MATERIAL FOR THIS TASK.
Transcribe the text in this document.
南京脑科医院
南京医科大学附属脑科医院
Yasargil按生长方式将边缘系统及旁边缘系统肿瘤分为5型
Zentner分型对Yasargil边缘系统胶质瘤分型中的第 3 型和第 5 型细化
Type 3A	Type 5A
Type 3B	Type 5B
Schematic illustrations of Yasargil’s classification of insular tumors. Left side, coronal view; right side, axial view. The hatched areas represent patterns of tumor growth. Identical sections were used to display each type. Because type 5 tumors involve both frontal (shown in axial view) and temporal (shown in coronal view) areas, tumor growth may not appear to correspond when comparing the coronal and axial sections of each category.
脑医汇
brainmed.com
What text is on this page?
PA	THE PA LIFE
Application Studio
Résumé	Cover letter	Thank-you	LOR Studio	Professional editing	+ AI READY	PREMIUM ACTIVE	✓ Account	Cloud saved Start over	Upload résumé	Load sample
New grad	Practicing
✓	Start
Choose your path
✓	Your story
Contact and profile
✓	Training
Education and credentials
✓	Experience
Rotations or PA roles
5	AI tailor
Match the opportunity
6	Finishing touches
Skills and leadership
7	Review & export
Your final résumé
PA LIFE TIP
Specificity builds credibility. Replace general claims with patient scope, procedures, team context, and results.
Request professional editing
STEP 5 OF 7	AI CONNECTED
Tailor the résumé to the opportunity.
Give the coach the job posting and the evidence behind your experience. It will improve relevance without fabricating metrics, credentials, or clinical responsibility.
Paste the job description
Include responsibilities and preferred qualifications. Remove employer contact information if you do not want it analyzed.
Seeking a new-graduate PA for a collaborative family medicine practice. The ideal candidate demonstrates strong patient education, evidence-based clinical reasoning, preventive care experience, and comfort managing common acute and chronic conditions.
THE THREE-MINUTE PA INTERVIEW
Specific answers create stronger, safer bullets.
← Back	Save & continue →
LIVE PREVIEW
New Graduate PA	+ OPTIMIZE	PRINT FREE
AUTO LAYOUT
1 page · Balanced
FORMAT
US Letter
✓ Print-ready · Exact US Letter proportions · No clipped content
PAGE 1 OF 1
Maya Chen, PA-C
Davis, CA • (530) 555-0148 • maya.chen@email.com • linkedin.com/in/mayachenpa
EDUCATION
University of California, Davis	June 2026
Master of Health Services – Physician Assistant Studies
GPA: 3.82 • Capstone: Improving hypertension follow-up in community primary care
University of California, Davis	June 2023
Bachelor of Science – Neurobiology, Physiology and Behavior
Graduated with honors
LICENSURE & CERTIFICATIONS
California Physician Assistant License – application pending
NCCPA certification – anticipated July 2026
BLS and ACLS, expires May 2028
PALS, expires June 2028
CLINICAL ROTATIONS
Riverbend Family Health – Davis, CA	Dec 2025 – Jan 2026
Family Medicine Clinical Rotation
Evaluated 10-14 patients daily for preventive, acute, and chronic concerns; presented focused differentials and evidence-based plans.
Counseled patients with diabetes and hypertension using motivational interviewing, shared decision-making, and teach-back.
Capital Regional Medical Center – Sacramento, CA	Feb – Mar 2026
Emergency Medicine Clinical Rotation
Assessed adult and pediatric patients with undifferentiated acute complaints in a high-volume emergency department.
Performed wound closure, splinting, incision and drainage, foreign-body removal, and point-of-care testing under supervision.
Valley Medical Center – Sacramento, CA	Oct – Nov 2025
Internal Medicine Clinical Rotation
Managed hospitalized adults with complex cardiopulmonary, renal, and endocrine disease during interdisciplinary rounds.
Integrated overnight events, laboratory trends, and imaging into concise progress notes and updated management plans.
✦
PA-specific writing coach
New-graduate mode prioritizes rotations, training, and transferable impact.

TASK GOAL.
The answer must be the full data, repeated word for word.

RESULT OF THE EXERCISE.
Transcribe the text in this document.
南京脑科医院
南京医科大学附属脑科医院
Yasargil按生长方式将边缘系统及旁边缘系统肿瘤分为5型
Zentner分型对Yasargil边缘系统胶质瘤分型中的第 3 型和第 5 型细化
Type 3A	Type 5A
Type 3B	Type 5B
Schematic illustrations of Yasargil’s classification of insular tumors. Left side, coronal view; right side, axial view. The hatched areas represent patterns of tumor growth. Identical sections were used to display each type. Because type 5 tumors involve both frontal (shown in axial view) and temporal (shown in coronal view) areas, tumor growth may not appear to correspond when comparing the coronal and axial sections of each category.
脑医汇
brainmed.com
What text is on this page?
PA	THE PA LIFE
Application Studio
Résumé	Cover letter	Thank-you	LOR Studio	Professional editing	+ AI READY	PREMIUM ACTIVE	✓ Account	Cloud saved Start over	Upload résumé	Load sample
New grad	Practicing
✓	Start
Choose your path
✓	Your story
Contact and profile
✓	Training
Education and credentials
✓	Experience
Rotations or PA roles
5	AI tailor
Match the opportunity
6	Finishing touches
Skills and leadership
7	Review & export
Your final résumé
PA LIFE TIP
Specificity builds credibility. Replace general claims with patient scope, procedures, team context, and results.
Request professional editing
STEP 5 OF 7	AI CONNECTED
Tailor the résumé to the opportunity.
Give the coach the job posting and the evidence behind your experience. It will improve relevance without fabricating metrics, credentials, or clinical responsibility.
Paste the job description
Include responsibilities and preferred qualifications. Remove employer contact information if you do not want it analyzed.
Seeking a new-graduate PA for a collaborative family medicine practice. The ideal candidate demonstrates strong patient education, evidence-based clinical reasoning, preventive care experience, and comfort managing common acute and chronic conditions.
THE THREE-MINUTE PA INTERVIEW
Specific answers create stronger, safer bullets.
← Back	Save & continue →
LIVE PREVIEW
New Graduate PA	+ OPTIMIZE	PRINT FREE
AUTO LAYOUT
1 page · Balanced
FORMAT
US Letter
✓ Print-ready · Exact US Letter proportions · No clipped content
PAGE 1 OF 1
Maya Chen, PA-C
Davis, CA • (530) 555-0148 • maya.chen@email.com • linkedin.com/in/mayachenpa
EDUCATION
University of California, Davis	June 2026
Master of Health Services – Physician Assistant Studies
GPA: 3.82 • Capstone: Improving hypertension follow-up in community primary care
University of California, Davis	June 2023
Bachelor of Science – Neurobiology, Physiology and Behavior
Graduated with honors
LICENSURE & CERTIFICATIONS
California Physician Assistant License – application pending
NCCPA certification – anticipated July 2026
BLS and ACLS, expires May 2028
PALS, expires June 2028
CLINICAL ROTATIONS
Riverbend Family Health – Davis, CA	Dec 2025 – Jan 2026
Family Medicine Clinical Rotation
Evaluated 10-14 patients daily for preventive, acute, and chronic concerns; presented focused differentials and evidence-based plans.
Counseled patients with diabetes and hypertension using motivational interviewing, shared decision-making, and teach-back.
Capital Regional Medical Center – Sacramento, CA	Feb – Mar 2026
Emergency Medicine Clinical Rotation
Assessed adult and pediatric patients with undifferentiated acute complaints in a high-volume emergency department.
Performed wound closure, splinting, incision and drainage, foreign-body removal, and point-of-care testing under supervision.
Valley Medical Center – Sacramento, CA	Oct – Nov 2025
Internal Medicine Clinical Rotation
Managed hospitalized adults with complex cardiopulmonary, renal, and endocrine disease during interdisciplinary rounds.
Integrated overnight events, laboratory trends, and imaging into concise progress notes and updated management plans.
✦
PA-specific writing coach
New-graduate mode prioritizes rotations, training, and transferable impact.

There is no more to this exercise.